-- Start of The data --

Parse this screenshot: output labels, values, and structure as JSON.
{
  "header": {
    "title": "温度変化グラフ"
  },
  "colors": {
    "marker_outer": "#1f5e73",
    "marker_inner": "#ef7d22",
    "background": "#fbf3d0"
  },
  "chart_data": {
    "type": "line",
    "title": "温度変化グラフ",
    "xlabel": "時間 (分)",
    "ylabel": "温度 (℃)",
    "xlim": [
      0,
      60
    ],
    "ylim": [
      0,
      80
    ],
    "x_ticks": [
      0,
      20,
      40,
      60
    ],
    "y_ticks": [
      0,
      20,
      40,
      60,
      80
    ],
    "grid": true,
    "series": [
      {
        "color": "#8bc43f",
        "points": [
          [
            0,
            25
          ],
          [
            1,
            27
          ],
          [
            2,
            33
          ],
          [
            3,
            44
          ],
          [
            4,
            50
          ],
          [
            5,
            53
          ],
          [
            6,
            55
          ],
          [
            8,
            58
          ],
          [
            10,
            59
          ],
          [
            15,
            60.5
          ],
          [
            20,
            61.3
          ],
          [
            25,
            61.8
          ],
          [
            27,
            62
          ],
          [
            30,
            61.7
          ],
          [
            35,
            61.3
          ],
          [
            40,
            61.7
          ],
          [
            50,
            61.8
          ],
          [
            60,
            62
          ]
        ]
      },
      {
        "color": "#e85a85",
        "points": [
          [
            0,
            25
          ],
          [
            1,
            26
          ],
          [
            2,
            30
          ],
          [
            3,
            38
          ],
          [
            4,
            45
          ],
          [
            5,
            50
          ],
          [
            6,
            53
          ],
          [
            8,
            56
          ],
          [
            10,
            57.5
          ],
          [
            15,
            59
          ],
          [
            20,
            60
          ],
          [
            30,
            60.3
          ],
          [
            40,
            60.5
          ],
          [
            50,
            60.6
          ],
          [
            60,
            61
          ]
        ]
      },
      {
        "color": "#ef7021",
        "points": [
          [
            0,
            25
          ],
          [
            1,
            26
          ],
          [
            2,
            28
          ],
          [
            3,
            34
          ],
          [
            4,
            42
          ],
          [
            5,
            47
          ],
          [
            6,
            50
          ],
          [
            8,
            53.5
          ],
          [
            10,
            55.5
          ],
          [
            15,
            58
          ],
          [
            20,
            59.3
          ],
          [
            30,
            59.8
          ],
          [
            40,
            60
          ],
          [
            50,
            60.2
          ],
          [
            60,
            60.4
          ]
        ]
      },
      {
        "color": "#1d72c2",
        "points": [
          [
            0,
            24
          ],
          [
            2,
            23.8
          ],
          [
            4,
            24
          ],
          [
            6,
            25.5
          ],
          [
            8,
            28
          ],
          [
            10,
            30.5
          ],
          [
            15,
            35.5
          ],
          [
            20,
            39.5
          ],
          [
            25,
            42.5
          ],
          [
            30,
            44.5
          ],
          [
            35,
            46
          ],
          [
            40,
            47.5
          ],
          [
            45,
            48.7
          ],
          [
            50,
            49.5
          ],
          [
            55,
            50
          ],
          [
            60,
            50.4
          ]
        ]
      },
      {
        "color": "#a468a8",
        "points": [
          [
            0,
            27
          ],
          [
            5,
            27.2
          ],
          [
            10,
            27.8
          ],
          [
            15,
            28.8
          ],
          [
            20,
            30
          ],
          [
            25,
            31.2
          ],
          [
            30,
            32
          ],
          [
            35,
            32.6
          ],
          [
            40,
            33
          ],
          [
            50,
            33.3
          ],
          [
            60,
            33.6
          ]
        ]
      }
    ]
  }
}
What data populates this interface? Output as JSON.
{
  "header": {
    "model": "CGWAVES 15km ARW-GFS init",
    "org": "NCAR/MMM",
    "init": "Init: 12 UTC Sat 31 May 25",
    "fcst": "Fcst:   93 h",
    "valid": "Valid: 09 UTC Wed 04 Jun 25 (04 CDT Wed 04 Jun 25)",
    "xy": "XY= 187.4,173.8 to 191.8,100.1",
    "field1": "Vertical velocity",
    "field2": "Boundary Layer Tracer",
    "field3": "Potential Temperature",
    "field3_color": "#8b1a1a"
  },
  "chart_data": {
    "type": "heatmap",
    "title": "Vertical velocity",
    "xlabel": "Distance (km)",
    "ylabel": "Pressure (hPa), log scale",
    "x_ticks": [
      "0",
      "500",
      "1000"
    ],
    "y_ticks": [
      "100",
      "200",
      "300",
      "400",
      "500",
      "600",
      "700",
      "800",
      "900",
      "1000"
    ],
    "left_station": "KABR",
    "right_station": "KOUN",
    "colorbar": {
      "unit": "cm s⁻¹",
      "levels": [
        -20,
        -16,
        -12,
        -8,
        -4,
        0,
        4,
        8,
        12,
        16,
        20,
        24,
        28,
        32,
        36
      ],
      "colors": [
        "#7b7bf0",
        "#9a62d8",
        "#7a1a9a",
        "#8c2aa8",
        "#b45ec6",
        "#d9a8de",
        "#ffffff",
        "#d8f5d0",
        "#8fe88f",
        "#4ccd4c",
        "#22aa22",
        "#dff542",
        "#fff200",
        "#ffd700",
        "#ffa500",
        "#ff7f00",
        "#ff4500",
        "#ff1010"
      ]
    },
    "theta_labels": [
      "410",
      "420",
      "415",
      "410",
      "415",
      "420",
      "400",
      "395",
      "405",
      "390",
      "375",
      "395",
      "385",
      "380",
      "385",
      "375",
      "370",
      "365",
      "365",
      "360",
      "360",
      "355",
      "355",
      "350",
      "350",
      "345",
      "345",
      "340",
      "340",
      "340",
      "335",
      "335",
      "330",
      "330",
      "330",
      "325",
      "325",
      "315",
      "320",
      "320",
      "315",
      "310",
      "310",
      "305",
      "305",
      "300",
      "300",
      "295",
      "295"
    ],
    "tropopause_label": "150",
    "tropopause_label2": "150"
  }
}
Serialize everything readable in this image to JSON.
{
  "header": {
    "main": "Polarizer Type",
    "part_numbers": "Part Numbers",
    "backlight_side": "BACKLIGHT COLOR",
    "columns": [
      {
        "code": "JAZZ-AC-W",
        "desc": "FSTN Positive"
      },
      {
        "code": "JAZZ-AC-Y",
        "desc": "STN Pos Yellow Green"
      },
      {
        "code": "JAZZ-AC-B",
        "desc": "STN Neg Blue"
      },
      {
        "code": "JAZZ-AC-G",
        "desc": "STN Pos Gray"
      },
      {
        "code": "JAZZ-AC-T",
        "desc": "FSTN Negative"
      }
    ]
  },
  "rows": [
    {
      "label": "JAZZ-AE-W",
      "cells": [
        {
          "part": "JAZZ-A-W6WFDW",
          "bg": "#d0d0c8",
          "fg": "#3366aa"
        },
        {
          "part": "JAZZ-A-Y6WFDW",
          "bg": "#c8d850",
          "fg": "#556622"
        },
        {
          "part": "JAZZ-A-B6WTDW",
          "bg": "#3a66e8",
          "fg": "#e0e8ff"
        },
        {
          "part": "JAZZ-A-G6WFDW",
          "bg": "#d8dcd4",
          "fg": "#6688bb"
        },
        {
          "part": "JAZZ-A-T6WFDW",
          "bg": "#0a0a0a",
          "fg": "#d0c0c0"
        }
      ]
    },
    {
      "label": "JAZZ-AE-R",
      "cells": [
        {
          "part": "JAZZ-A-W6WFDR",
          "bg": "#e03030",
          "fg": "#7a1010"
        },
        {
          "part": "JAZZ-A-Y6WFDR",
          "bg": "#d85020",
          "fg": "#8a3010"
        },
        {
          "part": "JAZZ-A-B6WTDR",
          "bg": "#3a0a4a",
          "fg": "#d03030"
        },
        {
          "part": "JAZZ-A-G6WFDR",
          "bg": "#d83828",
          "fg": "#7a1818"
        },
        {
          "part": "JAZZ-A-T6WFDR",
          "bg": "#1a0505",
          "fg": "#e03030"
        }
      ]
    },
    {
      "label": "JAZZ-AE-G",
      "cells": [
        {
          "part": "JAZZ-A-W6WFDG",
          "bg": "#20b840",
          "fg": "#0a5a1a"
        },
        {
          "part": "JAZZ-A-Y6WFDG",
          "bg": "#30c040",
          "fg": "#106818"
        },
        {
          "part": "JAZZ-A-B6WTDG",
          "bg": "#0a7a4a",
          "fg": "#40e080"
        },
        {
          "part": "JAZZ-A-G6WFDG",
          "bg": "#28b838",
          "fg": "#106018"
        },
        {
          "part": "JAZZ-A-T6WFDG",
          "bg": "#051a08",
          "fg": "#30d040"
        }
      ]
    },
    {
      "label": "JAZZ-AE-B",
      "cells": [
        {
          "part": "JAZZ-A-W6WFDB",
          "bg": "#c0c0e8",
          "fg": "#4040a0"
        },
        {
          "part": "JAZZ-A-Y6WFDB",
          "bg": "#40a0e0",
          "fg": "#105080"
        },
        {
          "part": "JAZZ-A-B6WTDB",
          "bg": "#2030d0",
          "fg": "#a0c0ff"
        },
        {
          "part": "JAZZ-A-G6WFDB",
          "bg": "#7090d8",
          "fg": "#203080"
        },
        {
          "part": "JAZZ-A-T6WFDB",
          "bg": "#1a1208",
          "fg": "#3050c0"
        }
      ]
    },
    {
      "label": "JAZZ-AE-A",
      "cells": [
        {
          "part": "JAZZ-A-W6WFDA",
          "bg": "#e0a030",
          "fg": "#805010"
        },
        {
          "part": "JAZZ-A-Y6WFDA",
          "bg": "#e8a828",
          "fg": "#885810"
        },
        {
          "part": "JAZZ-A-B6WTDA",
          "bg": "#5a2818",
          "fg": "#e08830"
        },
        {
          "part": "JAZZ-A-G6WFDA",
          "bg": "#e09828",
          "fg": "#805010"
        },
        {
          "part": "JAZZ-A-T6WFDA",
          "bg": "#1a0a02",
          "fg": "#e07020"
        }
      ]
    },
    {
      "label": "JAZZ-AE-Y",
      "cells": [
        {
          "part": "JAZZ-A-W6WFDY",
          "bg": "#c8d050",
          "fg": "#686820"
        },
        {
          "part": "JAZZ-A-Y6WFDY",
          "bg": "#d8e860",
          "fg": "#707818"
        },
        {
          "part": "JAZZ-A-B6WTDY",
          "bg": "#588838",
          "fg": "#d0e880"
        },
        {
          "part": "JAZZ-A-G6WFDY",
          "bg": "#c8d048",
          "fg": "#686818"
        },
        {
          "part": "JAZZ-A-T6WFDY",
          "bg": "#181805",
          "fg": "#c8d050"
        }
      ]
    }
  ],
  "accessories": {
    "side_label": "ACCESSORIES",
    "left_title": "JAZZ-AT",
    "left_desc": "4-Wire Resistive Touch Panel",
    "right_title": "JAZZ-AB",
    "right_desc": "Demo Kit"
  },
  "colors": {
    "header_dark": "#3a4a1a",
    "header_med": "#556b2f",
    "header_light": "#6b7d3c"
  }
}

-- End of The data --

**Stated goal:** List the lines of the records where "code" occurs.

**Solution to this exercise:**
        "code": "JAZZ-AC-W",
        "code": "JAZZ-AC-Y",
        "code": "JAZZ-AC-B",
        "code": "JAZZ-AC-G",
        "code": "JAZZ-AC-T",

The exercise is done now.